• _DESCRIPTION OF THE TASK_:
Count each line in which the word "target" appears. Reply with the total and nothing more.

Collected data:
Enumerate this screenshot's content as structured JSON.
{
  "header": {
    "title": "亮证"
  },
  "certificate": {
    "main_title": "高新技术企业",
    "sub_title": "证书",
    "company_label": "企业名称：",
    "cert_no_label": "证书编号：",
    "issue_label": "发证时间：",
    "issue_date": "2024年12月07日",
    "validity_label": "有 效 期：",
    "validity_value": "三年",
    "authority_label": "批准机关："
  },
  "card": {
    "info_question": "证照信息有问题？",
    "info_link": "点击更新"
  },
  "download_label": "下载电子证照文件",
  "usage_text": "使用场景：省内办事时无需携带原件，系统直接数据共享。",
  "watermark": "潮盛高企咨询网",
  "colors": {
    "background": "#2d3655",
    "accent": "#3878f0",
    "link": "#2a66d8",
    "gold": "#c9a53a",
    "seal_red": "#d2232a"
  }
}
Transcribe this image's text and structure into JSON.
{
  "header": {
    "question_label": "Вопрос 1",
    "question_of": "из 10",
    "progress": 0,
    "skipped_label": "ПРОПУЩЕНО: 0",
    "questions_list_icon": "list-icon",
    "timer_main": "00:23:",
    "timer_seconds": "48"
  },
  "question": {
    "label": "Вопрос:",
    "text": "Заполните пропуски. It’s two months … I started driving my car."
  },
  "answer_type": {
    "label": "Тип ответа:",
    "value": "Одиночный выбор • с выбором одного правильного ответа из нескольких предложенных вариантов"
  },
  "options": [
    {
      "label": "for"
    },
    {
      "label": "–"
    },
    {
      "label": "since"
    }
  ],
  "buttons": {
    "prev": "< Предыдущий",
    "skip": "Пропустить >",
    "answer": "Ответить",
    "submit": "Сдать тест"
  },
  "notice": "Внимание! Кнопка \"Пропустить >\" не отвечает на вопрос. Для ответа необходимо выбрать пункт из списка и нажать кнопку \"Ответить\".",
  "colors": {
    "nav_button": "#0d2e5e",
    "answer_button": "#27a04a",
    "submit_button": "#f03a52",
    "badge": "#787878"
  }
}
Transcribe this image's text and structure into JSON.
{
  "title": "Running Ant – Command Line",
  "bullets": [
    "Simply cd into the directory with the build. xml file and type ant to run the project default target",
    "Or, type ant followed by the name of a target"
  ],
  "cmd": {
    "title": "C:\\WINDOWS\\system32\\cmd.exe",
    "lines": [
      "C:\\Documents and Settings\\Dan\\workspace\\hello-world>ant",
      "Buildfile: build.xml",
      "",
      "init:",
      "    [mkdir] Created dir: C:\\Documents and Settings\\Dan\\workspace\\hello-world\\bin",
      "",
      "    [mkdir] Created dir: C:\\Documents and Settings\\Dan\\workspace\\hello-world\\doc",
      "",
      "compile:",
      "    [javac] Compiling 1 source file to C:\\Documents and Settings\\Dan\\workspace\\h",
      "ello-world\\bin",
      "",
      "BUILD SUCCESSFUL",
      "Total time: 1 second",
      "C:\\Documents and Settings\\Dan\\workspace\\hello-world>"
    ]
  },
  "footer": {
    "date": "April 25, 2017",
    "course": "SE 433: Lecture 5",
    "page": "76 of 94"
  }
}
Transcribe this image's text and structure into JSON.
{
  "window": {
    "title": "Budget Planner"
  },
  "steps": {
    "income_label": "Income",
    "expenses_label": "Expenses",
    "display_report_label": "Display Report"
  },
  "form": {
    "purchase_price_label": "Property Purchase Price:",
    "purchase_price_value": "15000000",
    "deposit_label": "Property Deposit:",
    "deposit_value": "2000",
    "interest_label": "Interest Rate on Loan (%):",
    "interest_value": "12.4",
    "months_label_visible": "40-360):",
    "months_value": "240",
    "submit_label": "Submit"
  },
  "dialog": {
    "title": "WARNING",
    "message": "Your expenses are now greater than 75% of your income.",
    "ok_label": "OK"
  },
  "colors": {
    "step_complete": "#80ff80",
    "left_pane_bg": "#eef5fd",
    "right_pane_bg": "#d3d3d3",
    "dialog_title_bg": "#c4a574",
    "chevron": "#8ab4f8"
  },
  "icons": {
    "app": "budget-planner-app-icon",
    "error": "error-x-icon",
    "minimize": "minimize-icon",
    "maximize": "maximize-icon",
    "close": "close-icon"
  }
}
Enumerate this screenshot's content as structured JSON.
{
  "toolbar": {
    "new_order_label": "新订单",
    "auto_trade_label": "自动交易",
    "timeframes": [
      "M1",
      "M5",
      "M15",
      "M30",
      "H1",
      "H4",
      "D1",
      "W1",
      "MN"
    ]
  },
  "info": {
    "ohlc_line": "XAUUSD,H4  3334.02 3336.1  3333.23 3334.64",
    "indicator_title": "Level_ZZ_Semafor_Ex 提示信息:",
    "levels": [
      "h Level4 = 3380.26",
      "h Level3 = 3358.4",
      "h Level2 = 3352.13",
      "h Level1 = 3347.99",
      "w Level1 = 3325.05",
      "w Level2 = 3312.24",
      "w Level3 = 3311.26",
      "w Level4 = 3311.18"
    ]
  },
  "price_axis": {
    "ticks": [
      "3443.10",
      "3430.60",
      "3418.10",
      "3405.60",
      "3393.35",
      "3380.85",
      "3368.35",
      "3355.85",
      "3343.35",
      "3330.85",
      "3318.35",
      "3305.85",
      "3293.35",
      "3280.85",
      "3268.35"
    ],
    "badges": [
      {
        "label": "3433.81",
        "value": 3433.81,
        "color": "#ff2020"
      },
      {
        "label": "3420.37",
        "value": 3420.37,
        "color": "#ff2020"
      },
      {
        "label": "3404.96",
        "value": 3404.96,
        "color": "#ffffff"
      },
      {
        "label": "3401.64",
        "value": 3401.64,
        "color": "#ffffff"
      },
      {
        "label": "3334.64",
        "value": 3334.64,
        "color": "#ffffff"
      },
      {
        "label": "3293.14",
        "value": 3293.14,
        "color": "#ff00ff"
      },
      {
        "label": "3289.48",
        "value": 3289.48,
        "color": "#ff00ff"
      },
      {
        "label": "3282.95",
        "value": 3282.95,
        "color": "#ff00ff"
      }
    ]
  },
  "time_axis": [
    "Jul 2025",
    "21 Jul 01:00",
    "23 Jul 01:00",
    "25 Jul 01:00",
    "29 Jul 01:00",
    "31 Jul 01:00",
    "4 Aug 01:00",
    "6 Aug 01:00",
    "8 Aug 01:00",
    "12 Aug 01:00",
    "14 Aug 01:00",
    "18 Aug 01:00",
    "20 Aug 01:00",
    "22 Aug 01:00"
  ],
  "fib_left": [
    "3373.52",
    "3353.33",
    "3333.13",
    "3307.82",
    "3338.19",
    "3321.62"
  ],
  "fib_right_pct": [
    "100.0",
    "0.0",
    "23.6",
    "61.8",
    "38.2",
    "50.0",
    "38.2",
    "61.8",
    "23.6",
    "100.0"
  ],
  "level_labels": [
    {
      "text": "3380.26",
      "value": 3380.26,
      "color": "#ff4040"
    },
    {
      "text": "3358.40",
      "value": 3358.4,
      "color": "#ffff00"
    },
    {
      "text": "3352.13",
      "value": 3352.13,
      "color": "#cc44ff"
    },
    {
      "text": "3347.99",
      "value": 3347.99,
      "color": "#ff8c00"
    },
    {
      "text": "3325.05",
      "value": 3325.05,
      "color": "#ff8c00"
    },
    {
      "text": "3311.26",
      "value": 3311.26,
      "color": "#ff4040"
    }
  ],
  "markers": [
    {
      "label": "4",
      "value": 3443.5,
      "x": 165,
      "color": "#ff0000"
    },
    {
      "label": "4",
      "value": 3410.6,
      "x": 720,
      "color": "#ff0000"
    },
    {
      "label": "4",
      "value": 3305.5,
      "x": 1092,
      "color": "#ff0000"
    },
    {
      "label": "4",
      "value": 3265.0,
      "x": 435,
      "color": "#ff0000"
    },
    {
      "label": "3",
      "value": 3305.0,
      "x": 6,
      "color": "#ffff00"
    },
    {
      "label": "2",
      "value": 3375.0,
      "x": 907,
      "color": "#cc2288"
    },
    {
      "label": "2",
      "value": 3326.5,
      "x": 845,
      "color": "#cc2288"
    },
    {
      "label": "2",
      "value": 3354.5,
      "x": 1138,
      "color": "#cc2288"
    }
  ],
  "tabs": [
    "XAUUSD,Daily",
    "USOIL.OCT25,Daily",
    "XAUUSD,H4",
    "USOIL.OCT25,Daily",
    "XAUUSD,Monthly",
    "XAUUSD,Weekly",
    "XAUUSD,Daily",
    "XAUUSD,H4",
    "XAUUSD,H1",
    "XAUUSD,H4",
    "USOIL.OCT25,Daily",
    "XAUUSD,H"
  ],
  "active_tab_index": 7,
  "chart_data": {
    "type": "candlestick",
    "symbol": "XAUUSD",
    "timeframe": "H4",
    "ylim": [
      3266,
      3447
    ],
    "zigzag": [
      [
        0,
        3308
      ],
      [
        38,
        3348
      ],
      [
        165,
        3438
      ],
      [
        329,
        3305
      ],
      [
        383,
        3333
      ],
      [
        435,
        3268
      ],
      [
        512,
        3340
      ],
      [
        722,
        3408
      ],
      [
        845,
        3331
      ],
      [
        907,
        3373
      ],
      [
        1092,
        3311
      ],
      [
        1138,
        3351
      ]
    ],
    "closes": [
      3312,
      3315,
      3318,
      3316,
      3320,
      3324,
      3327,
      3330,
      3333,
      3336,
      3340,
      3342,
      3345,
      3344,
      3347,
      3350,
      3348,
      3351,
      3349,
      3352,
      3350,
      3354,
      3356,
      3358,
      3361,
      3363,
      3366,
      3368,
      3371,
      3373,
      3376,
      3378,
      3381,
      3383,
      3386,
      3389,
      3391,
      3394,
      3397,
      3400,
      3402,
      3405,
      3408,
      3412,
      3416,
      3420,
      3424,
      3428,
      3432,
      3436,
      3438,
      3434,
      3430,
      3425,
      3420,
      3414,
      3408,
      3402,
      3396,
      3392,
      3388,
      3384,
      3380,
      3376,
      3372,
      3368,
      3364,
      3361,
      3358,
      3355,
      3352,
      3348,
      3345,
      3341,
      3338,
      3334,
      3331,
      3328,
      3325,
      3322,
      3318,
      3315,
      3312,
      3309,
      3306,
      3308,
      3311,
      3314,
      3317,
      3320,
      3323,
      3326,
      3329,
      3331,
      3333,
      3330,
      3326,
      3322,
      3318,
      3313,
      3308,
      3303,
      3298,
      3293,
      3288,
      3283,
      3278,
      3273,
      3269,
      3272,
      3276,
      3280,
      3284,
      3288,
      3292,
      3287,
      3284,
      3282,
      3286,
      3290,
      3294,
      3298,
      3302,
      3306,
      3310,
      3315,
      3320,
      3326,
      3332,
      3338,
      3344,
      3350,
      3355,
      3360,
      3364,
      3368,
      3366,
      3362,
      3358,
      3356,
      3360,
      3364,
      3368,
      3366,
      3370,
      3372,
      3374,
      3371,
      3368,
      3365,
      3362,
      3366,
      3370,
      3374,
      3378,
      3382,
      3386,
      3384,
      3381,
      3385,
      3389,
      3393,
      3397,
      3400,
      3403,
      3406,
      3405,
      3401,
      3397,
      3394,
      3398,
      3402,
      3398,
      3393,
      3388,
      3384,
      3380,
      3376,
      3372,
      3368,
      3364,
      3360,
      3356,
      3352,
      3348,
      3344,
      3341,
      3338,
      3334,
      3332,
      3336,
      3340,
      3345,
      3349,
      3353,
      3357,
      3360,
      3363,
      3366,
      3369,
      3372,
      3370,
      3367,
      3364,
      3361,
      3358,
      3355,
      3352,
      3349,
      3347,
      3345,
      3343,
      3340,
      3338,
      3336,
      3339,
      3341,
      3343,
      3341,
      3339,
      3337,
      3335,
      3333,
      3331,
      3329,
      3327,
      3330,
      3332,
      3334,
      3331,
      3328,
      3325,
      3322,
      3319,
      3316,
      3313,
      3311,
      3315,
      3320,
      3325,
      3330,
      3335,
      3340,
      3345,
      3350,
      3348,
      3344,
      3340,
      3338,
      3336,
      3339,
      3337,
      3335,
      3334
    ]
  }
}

• _PROBLEM SOLUTION_:
2